§ 수행할 작업:
검색 추가와 abstention 성능을 다룬 아래 글을 한 글자도 바꾸지 말고 처음부터 끝까지 그대로 옮겨 적으세요.

§ 분석 대상 글:
__________
검색 추가 시 answer accuracy +24.0%, abstention accuracy -12.8% (10개 모델 평균, Table 2)
Deep Research(o4-mini-deep-research)의 TPC는 38,900 — base 모델(GPT-4o-mini) 대비 221배
C5 노이즈 코퍼스 TPC 평균 2,607 vs Wikipedia-Latest 733 (3.6배 차이, Table 4)
few-shot 프롬프트로 abstention accuracy 평균 +13.2%p 개선, 단 answer accuracy는 -1.8%p 소폭 감소 (Table 6)

How to Apply

시스템 프롬프트에 'answerable하지 않은 질문은 모르겠다고 답하라'는 명시적 지시와 few-shot 예시 3~5개를 추가하면 abstention accuracy를 10%p 이상 높일 수 있음 (논문 Appendix G 프롬프트 참고)
검색 전에 self-evaluation 단계를 추가해 모델이 질문의 answerable 여부를 먼저 판단하게 하면 불필요한 검색 호출을 줄이면서 answer accuracy 손실을 최소화할 수 있음
RAG 코퍼스에 '이 정보는 알 수 없다/불확실하다'는 synthetic negative evidence 문서를 추가하면 abstention이 개선되지만 효과가 제한적(+3.6%)이므로, 검색 결과 reranking 단계에서 negative evidence를 우선 노출하는 아키텍처 개선이 더 효과적일 수 있음

Code Example

snippet

# 논문 Appendix G 기반: Few-Shot Abstention 프롬프트
SYSTEM_PROMPT = """
__________
§ 추출한 항목:
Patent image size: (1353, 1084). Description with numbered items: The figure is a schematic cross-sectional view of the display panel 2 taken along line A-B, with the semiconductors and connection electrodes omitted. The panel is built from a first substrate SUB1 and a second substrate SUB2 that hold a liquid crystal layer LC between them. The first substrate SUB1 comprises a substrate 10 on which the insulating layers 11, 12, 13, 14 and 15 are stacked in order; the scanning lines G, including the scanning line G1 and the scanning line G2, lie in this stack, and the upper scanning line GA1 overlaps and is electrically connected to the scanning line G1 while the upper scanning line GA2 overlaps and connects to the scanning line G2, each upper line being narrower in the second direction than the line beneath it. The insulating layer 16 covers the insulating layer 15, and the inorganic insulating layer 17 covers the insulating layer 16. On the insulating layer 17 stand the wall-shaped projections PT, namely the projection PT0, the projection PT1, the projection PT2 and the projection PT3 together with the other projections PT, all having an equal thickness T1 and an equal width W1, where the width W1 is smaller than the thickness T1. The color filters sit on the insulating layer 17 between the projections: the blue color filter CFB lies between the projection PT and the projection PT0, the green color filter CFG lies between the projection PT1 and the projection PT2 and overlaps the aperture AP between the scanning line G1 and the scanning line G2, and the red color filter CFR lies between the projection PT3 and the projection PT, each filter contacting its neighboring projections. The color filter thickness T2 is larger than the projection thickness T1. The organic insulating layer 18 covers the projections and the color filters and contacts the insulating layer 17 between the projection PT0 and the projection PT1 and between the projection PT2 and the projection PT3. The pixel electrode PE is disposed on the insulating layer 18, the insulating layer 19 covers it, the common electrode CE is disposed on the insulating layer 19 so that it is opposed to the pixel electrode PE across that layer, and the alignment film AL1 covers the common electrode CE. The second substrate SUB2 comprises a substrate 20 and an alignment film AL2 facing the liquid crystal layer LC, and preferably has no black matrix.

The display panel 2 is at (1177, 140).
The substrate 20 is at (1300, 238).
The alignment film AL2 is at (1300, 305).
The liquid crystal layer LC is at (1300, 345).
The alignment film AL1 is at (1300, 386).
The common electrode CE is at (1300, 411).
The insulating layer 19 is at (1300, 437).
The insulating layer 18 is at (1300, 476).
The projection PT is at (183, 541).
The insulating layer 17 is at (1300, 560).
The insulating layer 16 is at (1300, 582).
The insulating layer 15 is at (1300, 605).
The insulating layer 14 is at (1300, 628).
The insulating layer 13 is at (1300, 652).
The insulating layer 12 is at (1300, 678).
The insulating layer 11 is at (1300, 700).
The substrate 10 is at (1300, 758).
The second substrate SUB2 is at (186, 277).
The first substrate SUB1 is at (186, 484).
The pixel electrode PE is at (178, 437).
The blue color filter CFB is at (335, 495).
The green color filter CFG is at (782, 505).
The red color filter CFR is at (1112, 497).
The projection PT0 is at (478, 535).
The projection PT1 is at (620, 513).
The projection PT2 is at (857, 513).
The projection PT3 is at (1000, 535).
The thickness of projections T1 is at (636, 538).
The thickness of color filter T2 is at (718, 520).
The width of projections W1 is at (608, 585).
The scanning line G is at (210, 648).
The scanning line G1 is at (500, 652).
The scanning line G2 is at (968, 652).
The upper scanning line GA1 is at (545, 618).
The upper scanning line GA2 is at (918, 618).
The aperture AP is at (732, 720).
__________
§ 작성한 답변:
검색 추가 시 answer accuracy +24.0%, abstention accuracy -12.8% (10개 모델 평균, Table 2)
Deep Research(o4-mini-deep-research)의 TPC는 38,900 — base 모델(GPT-4o-mini) 대비 221배
C5 노이즈 코퍼스 TPC 평균 2,607 vs Wikipedia-Latest 733 (3.6배 차이, Table 4)
few-shot 프롬프트로 abstention accuracy 평균 +13.2%p 개선, 단 answer accuracy는 -1.8%p 소폭 감소 (Table 6)

How to Apply

시스템 프롬프트에 'answerable하지 않은 질문은 모르겠다고 답하라'는 명시적 지시와 few-shot 예시 3~5개를 추가하면 abstention accuracy를 10%p 이상 높일 수 있음 (논문 Appendix G 프롬프트 참고)
검색 전에 self-evaluation 단계를 추가해 모델이 질문의 answerable 여부를 먼저 판단하게 하면 불필요한 검색 호출을 줄이면서 answer accuracy 손실을 최소화할 수 있음
RAG 코퍼스에 '이 정보는 알 수 없다/불확실하다'는 synthetic negative evidence 문서를 추가하면 abstention이 개선되지만 효과가 제한적(+3.6%)이므로, 검색 결과 reranking 단계에서 negative evidence를 우선 노출하는 아키텍처 개선이 더 효과적일 수 있음

Code Example

snippet

# 논문 Appendix G 기반: Few-Shot Abstention 프롬프트
SYSTEM_PROMPT = """